# Exercise aim:
In the listing below, count each line containing "image" and answer with the count only.

# Data to process:
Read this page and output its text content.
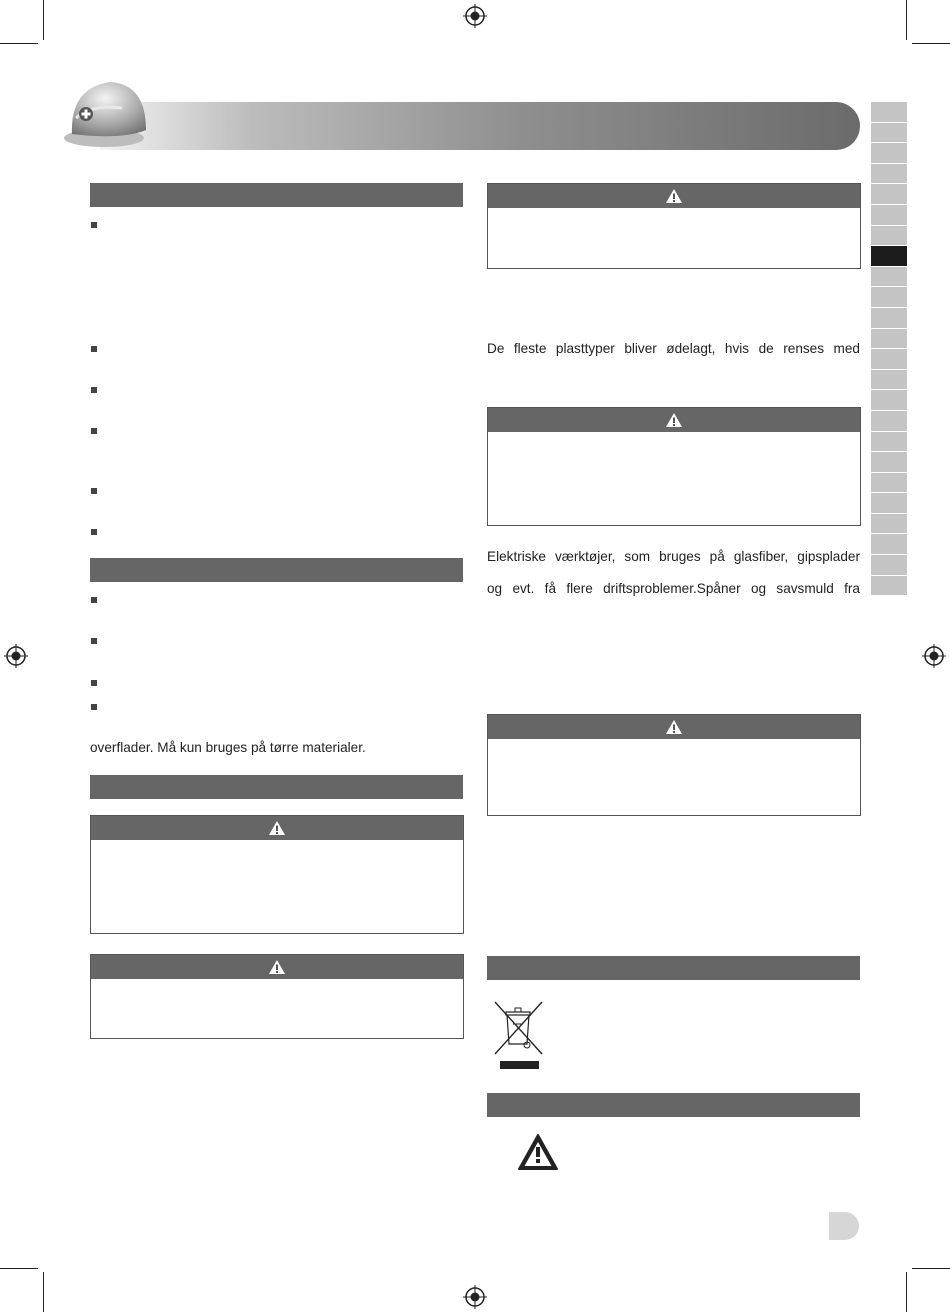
overflader. Må kun bruges på tørre materialer.
De fleste plasttyper bliver ødelagt, hvis de renses med
Elektriske værktøjer, som bruges på glasfiber, gipsplader
og evt. få flere driftsproblemer.Spåner og savsmuld fra
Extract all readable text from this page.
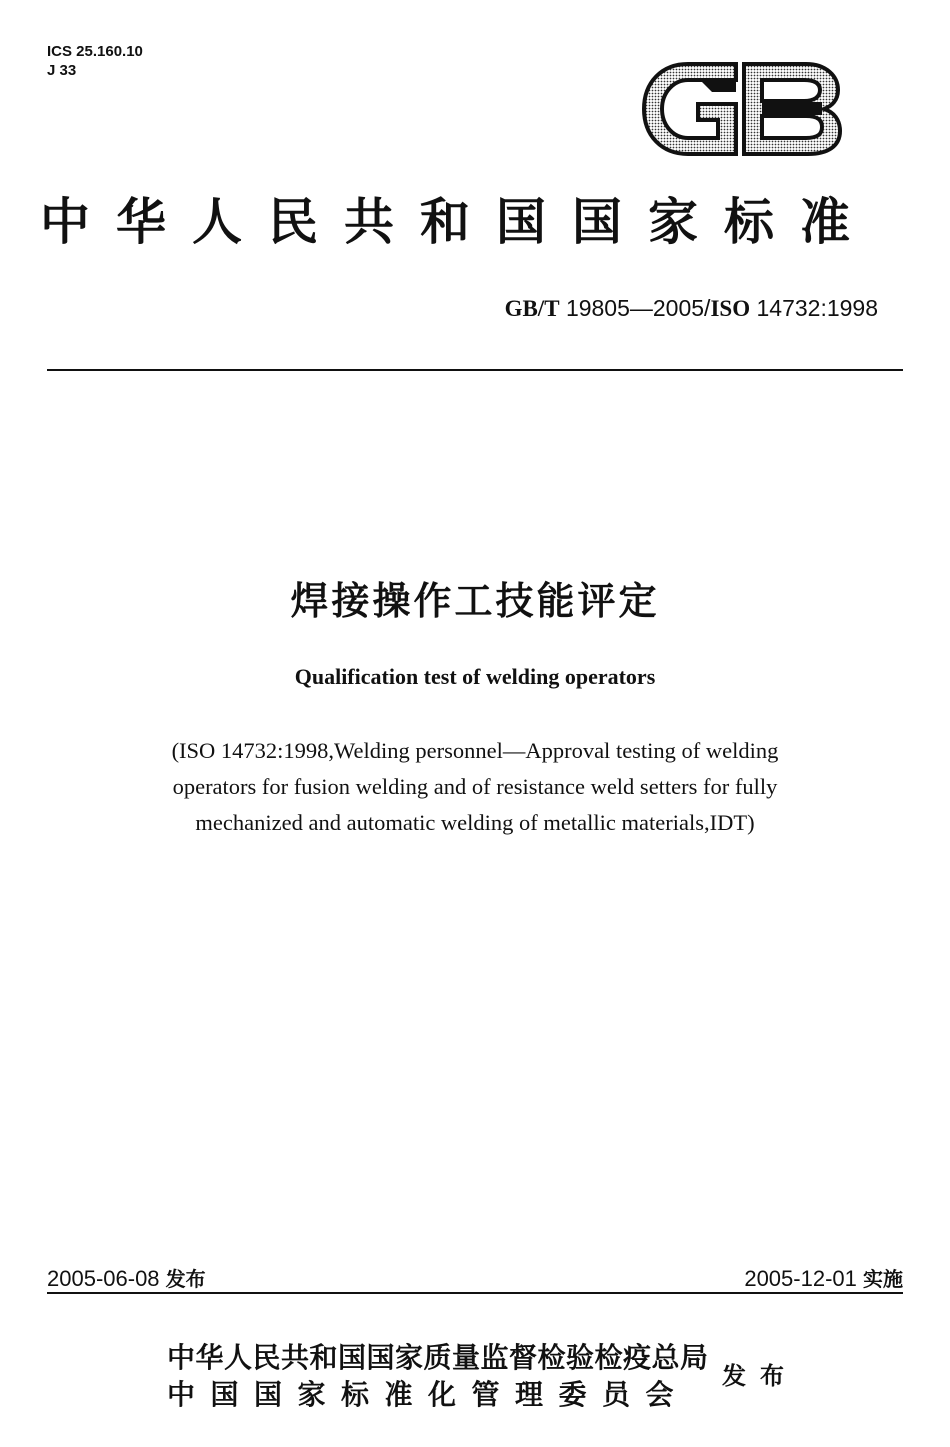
ICS 25.160.10
J 33
中华人民共和国国家标准
GB/T 19805—2005/ISO 14732:1998
焊接操作工技能评定
Qualification test of welding operators
(ISO 14732:1998,Welding personnel—Approval testing of welding
operators for fusion welding and of resistance weld setters for fully
mechanized and automatic welding of metallic materials,IDT)
2005-06-08 发布	2005-12-01 实施
中华人民共和国国家质量监督检验检疫总局
中国国家标准化管理委员会
发布
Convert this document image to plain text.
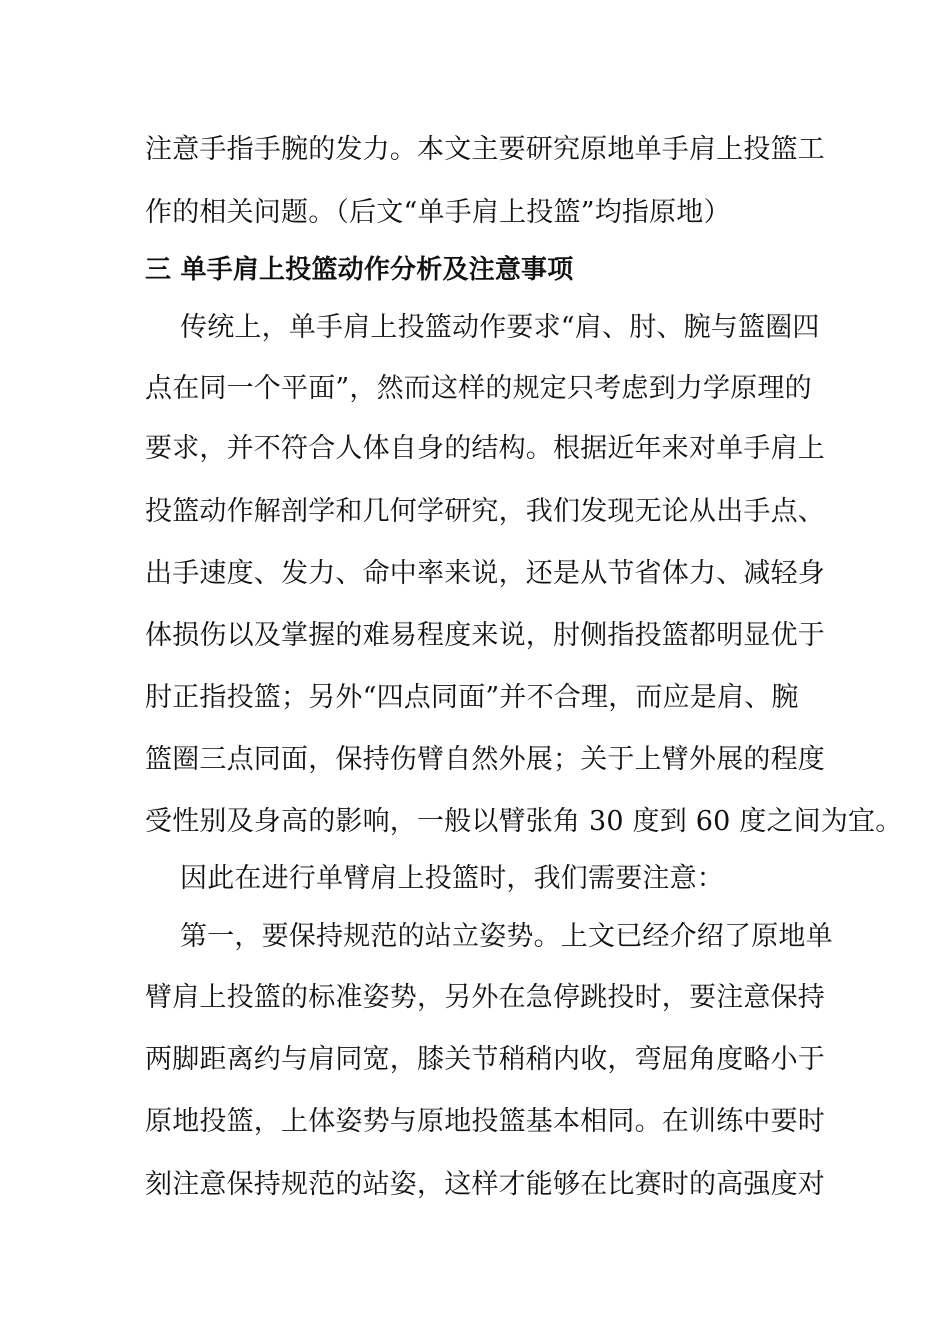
注意手指手腕的发力。本文主要研究原地单手肩上投篮工
作的相关问题。（后文“单手肩上投篮”均指原地）
三 单手肩上投篮动作分析及注意事项
传统上，单手肩上投篮动作要求“肩、肘、腕与篮圈四
点在同一个平面”，然而这样的规定只考虑到力学原理的
要求，并不符合人体自身的结构。根据近年来对单手肩上
投篮动作解剖学和几何学研究，我们发现无论从出手点、
出手速度、发力、命中率来说，还是从节省体力、减轻身
体损伤以及掌握的难易程度来说，肘侧指投篮都明显优于
肘正指投篮；另外“四点同面”并不合理，而应是肩、腕
篮圈三点同面，保持伤臂自然外展；关于上臂外展的程度
受性别及身高的影响，一般以臂张角 30 度到 60 度之间为宜。
因此在进行单臂肩上投篮时，我们需要注意：
第一，要保持规范的站立姿势。上文已经介绍了原地单
臂肩上投篮的标准姿势，另外在急停跳投时，要注意保持
两脚距离约与肩同宽，膝关节稍稍内收，弯屈角度略小于
原地投篮，上体姿势与原地投篮基本相同。在训练中要时
刻注意保持规范的站姿，这样才能够在比赛时的高强度对
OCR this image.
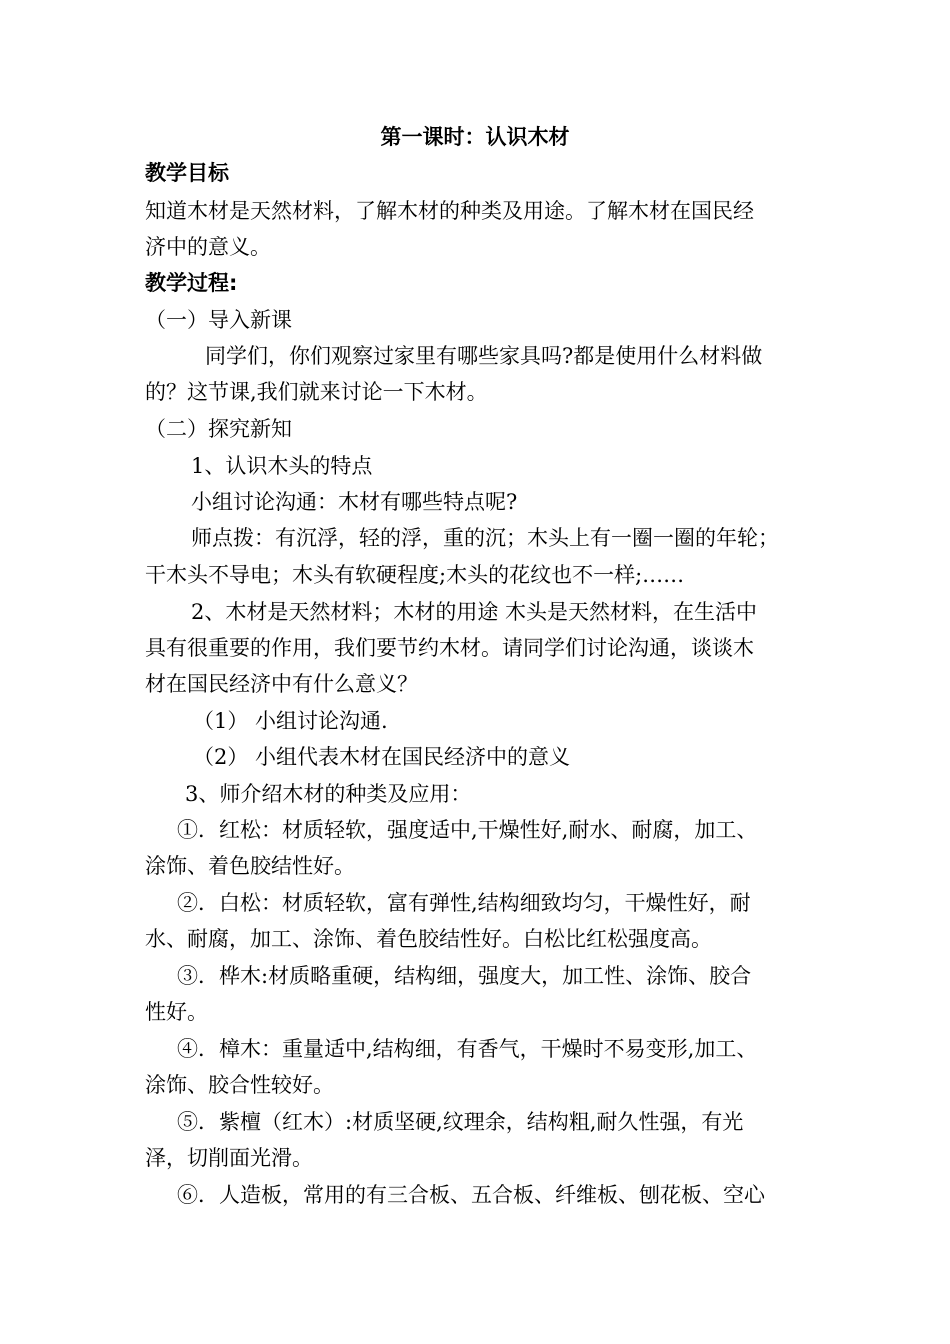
第一课时：认识木材
教学目标
知道木材是天然材料，了解木材的种类及用途。了解木材在国民经
济中的意义。
教学过程:
（一）导入新课
同学们，你们观察过家里有哪些家具吗?都是使用什么材料做
的？这节课,我们就来讨论一下木材。
（二）探究新知
1、认识木头的特点
小组讨论沟通：木材有哪些特点呢?
师点拨：有沉浮，轻的浮，重的沉；木头上有一圈一圈的年轮；
干木头不导电；木头有软硬程度;木头的花纹也不一样;……
2、木材是天然材料；木材的用途 木头是天然材料，在生活中
具有很重要的作用，我们要节约木材。请同学们讨论沟通，谈谈木
材在国民经济中有什么意义？
（1） 小组讨论沟通.
（2） 小组代表木材在国民经济中的意义
3、师介绍木材的种类及应用：
①．红松：材质轻软，强度适中,干燥性好,耐水、耐腐，加工、
涂饰、着色胶结性好。
②．白松：材质轻软，富有弹性,结构细致均匀，干燥性好，耐
水、耐腐，加工、涂饰、着色胶结性好。白松比红松强度高。
③．桦木:材质略重硬，结构细，强度大，加工性、涂饰、胶合
性好。
④．樟木：重量适中,结构细，有香气，干燥时不易变形,加工、
涂饰、胶合性较好。
⑤．紫檀（红木）:材质坚硬,纹理余，结构粗,耐久性强，有光
泽，切削面光滑。
⑥．人造板，常用的有三合板、五合板、纤维板、刨花板、空心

# Answer to the task:
2